WHAT THE TASK ASKS - Tally all lines containing the word "المطبعة". Give the number alone.
▶
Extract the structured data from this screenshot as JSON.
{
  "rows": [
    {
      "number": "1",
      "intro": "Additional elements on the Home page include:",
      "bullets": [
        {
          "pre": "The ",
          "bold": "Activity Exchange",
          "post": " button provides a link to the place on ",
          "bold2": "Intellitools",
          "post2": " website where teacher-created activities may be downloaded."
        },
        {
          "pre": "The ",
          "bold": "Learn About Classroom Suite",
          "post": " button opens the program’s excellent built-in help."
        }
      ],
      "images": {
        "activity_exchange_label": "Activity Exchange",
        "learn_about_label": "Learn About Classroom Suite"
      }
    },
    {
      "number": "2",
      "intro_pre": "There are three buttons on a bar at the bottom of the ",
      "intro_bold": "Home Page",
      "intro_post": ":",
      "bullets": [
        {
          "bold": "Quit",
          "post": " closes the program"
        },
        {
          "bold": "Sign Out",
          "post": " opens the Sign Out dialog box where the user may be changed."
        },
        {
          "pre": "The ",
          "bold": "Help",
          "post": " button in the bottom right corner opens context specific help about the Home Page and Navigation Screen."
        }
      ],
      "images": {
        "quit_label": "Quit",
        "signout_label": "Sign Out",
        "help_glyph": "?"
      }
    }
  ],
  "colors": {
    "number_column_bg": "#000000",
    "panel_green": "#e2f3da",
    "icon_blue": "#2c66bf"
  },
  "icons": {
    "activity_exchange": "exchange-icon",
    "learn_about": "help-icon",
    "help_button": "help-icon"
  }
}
◀
▶
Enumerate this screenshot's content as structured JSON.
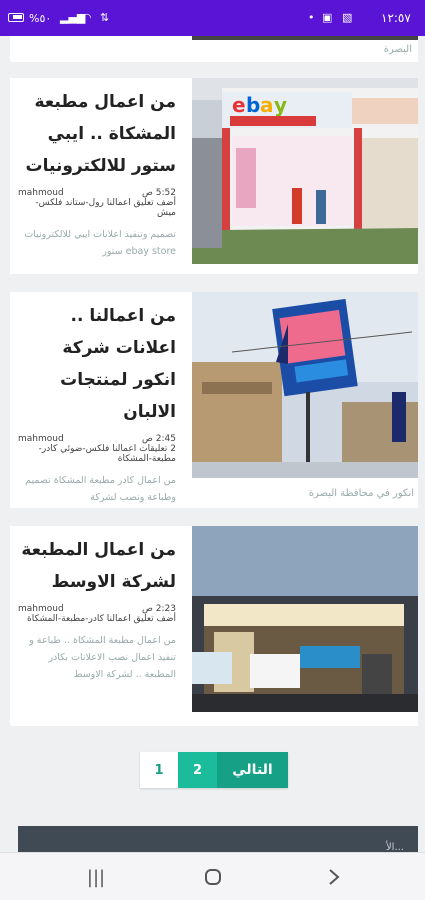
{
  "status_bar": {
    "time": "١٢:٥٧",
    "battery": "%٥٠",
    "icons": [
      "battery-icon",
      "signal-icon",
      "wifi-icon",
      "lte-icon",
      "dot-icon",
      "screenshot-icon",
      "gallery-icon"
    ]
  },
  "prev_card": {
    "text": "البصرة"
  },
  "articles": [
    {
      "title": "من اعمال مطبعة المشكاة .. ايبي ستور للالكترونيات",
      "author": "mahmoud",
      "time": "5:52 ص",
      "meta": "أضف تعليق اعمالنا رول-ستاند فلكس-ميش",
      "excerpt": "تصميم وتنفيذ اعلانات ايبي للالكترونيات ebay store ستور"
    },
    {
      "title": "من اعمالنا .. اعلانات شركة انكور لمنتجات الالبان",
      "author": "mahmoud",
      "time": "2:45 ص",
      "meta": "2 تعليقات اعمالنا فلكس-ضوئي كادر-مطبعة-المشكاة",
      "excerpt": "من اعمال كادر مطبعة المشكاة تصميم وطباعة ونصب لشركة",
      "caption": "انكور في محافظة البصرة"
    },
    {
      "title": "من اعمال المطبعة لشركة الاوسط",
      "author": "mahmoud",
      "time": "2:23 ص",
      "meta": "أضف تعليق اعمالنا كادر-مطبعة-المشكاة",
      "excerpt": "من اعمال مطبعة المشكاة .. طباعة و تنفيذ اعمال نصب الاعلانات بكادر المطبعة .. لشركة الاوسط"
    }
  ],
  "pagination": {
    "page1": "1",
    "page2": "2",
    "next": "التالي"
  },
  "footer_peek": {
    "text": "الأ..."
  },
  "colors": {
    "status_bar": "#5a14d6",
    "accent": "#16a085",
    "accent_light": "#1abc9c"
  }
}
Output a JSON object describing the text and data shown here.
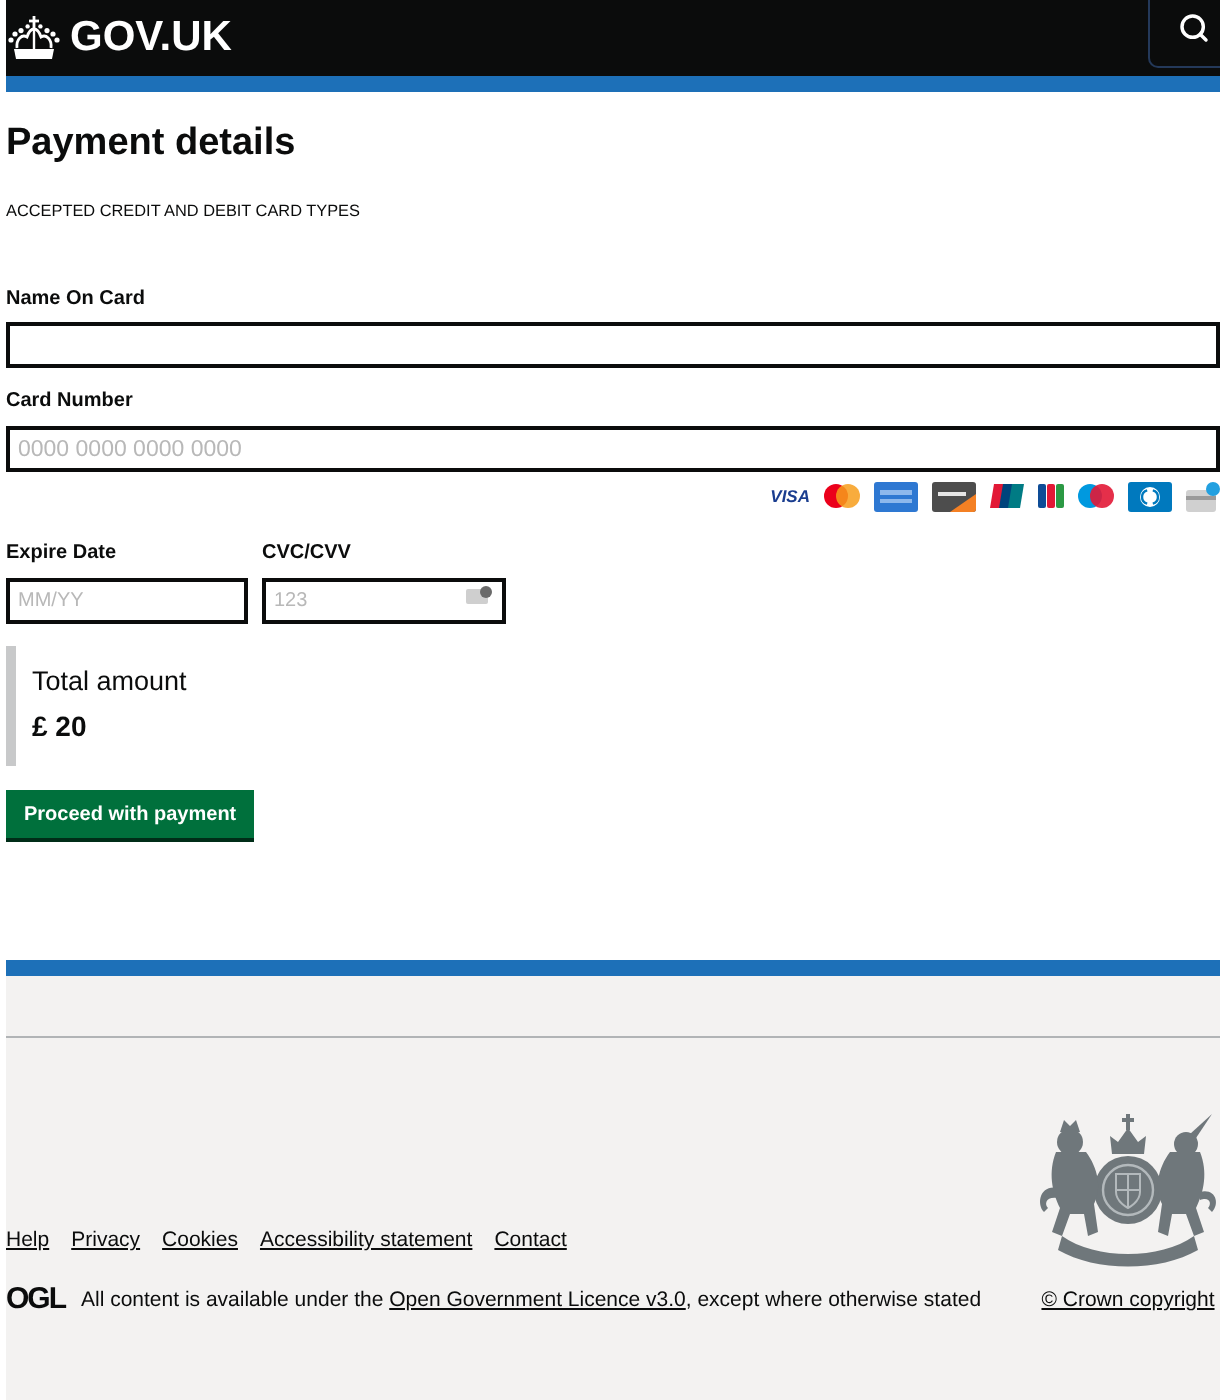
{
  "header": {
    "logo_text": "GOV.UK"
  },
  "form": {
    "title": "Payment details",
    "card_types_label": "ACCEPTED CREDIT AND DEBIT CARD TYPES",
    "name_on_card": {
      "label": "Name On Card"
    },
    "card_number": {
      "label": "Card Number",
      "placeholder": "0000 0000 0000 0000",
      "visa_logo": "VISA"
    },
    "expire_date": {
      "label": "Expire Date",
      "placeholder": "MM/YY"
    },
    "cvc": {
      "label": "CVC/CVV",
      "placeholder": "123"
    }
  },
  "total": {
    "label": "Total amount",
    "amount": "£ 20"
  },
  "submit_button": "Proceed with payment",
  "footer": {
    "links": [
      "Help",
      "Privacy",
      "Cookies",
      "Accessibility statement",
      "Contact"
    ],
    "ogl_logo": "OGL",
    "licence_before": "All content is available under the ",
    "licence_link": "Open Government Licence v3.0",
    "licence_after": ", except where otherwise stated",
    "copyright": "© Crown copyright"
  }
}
◀
THE REPLY - 2